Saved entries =
* * *

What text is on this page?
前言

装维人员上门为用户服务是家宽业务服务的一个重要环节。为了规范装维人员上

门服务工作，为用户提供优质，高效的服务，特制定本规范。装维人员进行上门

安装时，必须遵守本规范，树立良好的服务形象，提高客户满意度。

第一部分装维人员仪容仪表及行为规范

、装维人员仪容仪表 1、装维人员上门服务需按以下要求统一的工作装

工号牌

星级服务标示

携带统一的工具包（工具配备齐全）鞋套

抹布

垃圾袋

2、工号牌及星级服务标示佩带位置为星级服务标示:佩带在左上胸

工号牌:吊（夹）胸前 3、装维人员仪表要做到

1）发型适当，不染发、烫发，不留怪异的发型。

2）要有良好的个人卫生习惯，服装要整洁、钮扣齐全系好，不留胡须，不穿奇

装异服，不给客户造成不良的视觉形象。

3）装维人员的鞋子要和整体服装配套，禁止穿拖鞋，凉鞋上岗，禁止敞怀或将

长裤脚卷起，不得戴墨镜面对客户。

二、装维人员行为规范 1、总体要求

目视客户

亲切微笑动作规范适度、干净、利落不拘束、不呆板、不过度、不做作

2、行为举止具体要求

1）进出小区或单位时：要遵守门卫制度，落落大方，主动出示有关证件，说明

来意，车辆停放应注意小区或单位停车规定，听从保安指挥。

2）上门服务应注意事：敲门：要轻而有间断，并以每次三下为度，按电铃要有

* * *

Written request = Produce an exact copy of the whole listing.

Task answer =
What text is on this page?
前言

装维人员上门为用户服务是家宽业务服务的一个重要环节。为了规范装维人员上

门服务工作，为用户提供优质，高效的服务，特制定本规范。装维人员进行上门

安装时，必须遵守本规范，树立良好的服务形象，提高客户满意度。

第一部分装维人员仪容仪表及行为规范

、装维人员仪容仪表 1、装维人员上门服务需按以下要求统一的工作装

工号牌

星级服务标示

携带统一的工具包（工具配备齐全）鞋套

抹布

垃圾袋

2、工号牌及星级服务标示佩带位置为星级服务标示:佩带在左上胸

工号牌:吊（夹）胸前 3、装维人员仪表要做到

1）发型适当，不染发、烫发，不留怪异的发型。

2）要有良好的个人卫生习惯，服装要整洁、钮扣齐全系好，不留胡须，不穿奇

装异服，不给客户造成不良的视觉形象。

3）装维人员的鞋子要和整体服装配套，禁止穿拖鞋，凉鞋上岗，禁止敞怀或将

长裤脚卷起，不得戴墨镜面对客户。

二、装维人员行为规范 1、总体要求

目视客户

亲切微笑动作规范适度、干净、利落不拘束、不呆板、不过度、不做作

2、行为举止具体要求

1）进出小区或单位时：要遵守门卫制度，落落大方，主动出示有关证件，说明

来意，车辆停放应注意小区或单位停车规定，听从保安指挥。

2）上门服务应注意事：敲门：要轻而有间断，并以每次三下为度，按电铃要有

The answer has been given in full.